→ **WHAT NEEDS TO BE DONE**
Repeat the whole listing exactly.

→ **EXERCISE MATERIALS**
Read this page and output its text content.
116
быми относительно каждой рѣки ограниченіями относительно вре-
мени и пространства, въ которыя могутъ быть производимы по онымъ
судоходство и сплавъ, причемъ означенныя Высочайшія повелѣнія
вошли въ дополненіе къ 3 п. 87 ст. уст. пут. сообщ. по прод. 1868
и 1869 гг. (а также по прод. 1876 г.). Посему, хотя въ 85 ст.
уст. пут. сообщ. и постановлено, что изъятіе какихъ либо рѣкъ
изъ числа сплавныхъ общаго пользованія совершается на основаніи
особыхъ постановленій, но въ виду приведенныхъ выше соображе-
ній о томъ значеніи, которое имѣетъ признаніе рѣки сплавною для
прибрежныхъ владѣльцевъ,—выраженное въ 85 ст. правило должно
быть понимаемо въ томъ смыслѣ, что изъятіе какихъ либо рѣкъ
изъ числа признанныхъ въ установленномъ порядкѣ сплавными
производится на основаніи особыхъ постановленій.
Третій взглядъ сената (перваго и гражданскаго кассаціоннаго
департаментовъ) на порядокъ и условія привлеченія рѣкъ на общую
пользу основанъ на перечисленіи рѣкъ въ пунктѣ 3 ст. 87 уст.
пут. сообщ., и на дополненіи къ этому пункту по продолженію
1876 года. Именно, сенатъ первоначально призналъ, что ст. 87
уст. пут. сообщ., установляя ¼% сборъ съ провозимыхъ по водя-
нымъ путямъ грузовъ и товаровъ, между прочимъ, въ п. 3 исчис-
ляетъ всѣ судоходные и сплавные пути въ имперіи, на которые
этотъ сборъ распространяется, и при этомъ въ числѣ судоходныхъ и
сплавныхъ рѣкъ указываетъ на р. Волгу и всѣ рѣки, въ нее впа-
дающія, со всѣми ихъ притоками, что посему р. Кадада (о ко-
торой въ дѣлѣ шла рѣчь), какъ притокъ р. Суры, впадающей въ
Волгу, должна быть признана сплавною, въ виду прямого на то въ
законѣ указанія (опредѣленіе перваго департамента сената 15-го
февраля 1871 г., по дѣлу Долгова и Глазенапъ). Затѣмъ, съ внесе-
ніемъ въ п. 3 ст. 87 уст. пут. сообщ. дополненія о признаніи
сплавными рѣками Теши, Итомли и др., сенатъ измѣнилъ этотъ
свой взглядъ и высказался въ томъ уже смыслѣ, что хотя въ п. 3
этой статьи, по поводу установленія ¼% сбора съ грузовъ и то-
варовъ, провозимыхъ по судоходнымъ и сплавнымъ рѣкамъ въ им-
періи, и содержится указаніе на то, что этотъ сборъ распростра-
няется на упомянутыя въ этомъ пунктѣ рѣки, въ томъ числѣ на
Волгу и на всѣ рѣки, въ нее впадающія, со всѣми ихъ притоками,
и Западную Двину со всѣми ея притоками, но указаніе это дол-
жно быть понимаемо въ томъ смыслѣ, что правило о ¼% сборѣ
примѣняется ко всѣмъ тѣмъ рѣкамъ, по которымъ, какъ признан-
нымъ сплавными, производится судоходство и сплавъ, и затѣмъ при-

→ **FINAL ANSWER**
Read this page and output its text content.
116
быми относительно каждой рѣки ограниченіями относительно вре-
мени и пространства, въ которыя могутъ быть производимы по онымъ
судоходство и сплавъ, причемъ означенныя Высочайшія повелѣнія
вошли въ дополненіе къ 3 п. 87 ст. уст. пут. сообщ. по прод. 1868
и 1869 гг. (а также по прод. 1876 г.). Посему, хотя въ 85 ст.
уст. пут. сообщ. и постановлено, что изъятіе какихъ либо рѣкъ
изъ числа сплавныхъ общаго пользованія совершается на основаніи
особыхъ постановленій, но въ виду приведенныхъ выше соображе-
ній о томъ значеніи, которое имѣетъ признаніе рѣки сплавною для
прибрежныхъ владѣльцевъ,—выраженное въ 85 ст. правило должно
быть понимаемо въ томъ смыслѣ, что изъятіе какихъ либо рѣкъ
изъ числа признанныхъ въ установленномъ порядкѣ сплавными
производится на основаніи особыхъ постановленій.
Третій взглядъ сената (перваго и гражданскаго кассаціоннаго
департаментовъ) на порядокъ и условія привлеченія рѣкъ на общую
пользу основанъ на перечисленіи рѣкъ въ пунктѣ 3 ст. 87 уст.
пут. сообщ., и на дополненіи къ этому пункту по продолженію
1876 года. Именно, сенатъ первоначально призналъ, что ст. 87
уст. пут. сообщ., установляя ¼% сборъ съ провозимыхъ по водя-
нымъ путямъ грузовъ и товаровъ, между прочимъ, въ п. 3 исчис-
ляетъ всѣ судоходные и сплавные пути въ имперіи, на которые
этотъ сборъ распространяется, и при этомъ въ числѣ судоходныхъ и
сплавныхъ рѣкъ указываетъ на р. Волгу и всѣ рѣки, въ нее впа-
дающія, со всѣми ихъ притоками, что посему р. Кадада (о ко-
торой въ дѣлѣ шла рѣчь), какъ притокъ р. Суры, впадающей въ
Волгу, должна быть признана сплавною, въ виду прямого на то въ
законѣ указанія (опредѣленіе перваго департамента сената 15-го
февраля 1871 г., по дѣлу Долгова и Глазенапъ). Затѣмъ, съ внесе-
ніемъ въ п. 3 ст. 87 уст. пут. сообщ. дополненія о признаніи
сплавными рѣками Теши, Итомли и др., сенатъ измѣнилъ этотъ
свой взглядъ и высказался въ томъ уже смыслѣ, что хотя въ п. 3
этой статьи, по поводу установленія ¼% сбора съ грузовъ и то-
варовъ, провозимыхъ по судоходнымъ и сплавнымъ рѣкамъ въ им-
періи, и содержится указаніе на то, что этотъ сборъ распростра-
няется на упомянутыя въ этомъ пунктѣ рѣки, въ томъ числѣ на
Волгу и на всѣ рѣки, въ нее впадающія, со всѣми ихъ притоками,
и Западную Двину со всѣми ея притоками, но указаніе это дол-
жно быть понимаемо въ томъ смыслѣ, что правило о ¼% сборѣ
примѣняется ко всѣмъ тѣмъ рѣкамъ, по которымъ, какъ признан-
нымъ сплавными, производится судоходство и сплавъ, и затѣмъ при-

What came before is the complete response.